## INSTRUCTION
Each line of the material must be repeated precisely, with the pictures left out.

(Stored data)
-- Begin --
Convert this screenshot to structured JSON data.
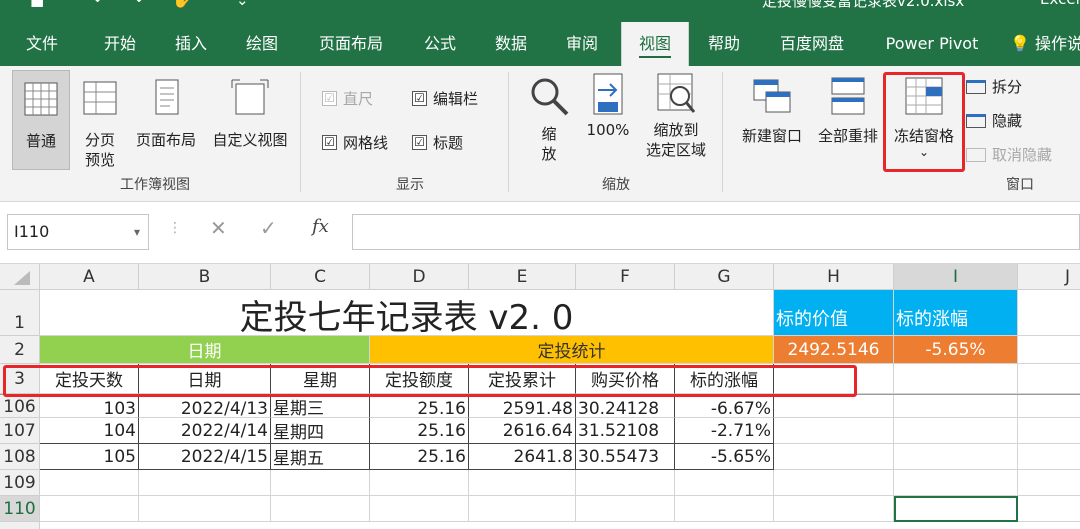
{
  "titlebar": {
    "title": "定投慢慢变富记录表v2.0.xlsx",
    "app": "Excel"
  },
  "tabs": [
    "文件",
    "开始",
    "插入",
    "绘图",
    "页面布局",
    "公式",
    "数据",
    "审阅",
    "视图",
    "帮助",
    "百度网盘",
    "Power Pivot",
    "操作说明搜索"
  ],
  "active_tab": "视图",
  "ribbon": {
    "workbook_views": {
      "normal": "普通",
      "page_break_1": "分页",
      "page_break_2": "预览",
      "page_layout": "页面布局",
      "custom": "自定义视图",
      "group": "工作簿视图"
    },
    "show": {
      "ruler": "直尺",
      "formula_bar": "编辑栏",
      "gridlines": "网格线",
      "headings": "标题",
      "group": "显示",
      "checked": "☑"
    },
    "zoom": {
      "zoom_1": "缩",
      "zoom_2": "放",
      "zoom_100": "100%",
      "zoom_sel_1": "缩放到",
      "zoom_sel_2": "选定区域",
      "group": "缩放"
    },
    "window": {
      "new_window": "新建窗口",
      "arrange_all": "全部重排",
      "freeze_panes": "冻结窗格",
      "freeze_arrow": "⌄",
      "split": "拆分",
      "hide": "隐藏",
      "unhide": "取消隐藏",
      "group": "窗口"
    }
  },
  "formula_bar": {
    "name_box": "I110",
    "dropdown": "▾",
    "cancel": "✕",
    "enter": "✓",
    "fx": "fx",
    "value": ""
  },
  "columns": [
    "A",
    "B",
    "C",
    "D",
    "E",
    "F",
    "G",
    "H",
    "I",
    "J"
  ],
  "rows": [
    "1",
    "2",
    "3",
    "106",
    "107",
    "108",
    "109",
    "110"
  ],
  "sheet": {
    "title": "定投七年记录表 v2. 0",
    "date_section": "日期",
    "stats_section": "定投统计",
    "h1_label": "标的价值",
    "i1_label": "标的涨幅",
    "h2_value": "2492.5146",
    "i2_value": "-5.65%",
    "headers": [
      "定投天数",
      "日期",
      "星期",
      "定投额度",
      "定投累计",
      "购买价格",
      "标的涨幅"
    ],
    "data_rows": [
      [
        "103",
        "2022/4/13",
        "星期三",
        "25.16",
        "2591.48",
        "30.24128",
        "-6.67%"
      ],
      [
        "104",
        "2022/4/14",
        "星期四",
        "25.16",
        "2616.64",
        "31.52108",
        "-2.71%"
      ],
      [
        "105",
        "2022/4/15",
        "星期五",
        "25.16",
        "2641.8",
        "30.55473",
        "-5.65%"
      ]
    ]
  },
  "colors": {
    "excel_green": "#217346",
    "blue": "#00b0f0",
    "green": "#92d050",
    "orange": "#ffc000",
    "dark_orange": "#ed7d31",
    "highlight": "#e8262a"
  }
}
-- End --
## FULL RESPONSE
Convert this screenshot to structured JSON data.
{
  "titlebar": {
    "title": "定投慢慢变富记录表v2.0.xlsx",
    "app": "Excel"
  },
  "tabs": [
    "文件",
    "开始",
    "插入",
    "绘图",
    "页面布局",
    "公式",
    "数据",
    "审阅",
    "视图",
    "帮助",
    "百度网盘",
    "Power Pivot",
    "操作说明搜索"
  ],
  "active_tab": "视图",
  "ribbon": {
    "workbook_views": {
      "normal": "普通",
      "page_break_1": "分页",
      "page_break_2": "预览",
      "page_layout": "页面布局",
      "custom": "自定义视图",
      "group": "工作簿视图"
    },
    "show": {
      "ruler": "直尺",
      "formula_bar": "编辑栏",
      "gridlines": "网格线",
      "headings": "标题",
      "group": "显示",
      "checked": "☑"
    },
    "zoom": {
      "zoom_1": "缩",
      "zoom_2": "放",
      "zoom_100": "100%",
      "zoom_sel_1": "缩放到",
      "zoom_sel_2": "选定区域",
      "group": "缩放"
    },
    "window": {
      "new_window": "新建窗口",
      "arrange_all": "全部重排",
      "freeze_panes": "冻结窗格",
      "freeze_arrow": "⌄",
      "split": "拆分",
      "hide": "隐藏",
      "unhide": "取消隐藏",
      "group": "窗口"
    }
  },
  "formula_bar": {
    "name_box": "I110",
    "dropdown": "▾",
    "cancel": "✕",
    "enter": "✓",
    "fx": "fx",
    "value": ""
  },
  "columns": [
    "A",
    "B",
    "C",
    "D",
    "E",
    "F",
    "G",
    "H",
    "I",
    "J"
  ],
  "rows": [
    "1",
    "2",
    "3",
    "106",
    "107",
    "108",
    "109",
    "110"
  ],
  "sheet": {
    "title": "定投七年记录表 v2. 0",
    "date_section": "日期",
    "stats_section": "定投统计",
    "h1_label": "标的价值",
    "i1_label": "标的涨幅",
    "h2_value": "2492.5146",
    "i2_value": "-5.65%",
    "headers": [
      "定投天数",
      "日期",
      "星期",
      "定投额度",
      "定投累计",
      "购买价格",
      "标的涨幅"
    ],
    "data_rows": [
      [
        "103",
        "2022/4/13",
        "星期三",
        "25.16",
        "2591.48",
        "30.24128",
        "-6.67%"
      ],
      [
        "104",
        "2022/4/14",
        "星期四",
        "25.16",
        "2616.64",
        "31.52108",
        "-2.71%"
      ],
      [
        "105",
        "2022/4/15",
        "星期五",
        "25.16",
        "2641.8",
        "30.55473",
        "-5.65%"
      ]
    ]
  },
  "colors": {
    "excel_green": "#217346",
    "blue": "#00b0f0",
    "green": "#92d050",
    "orange": "#ffc000",
    "dark_orange": "#ed7d31",
    "highlight": "#e8262a"
  }
}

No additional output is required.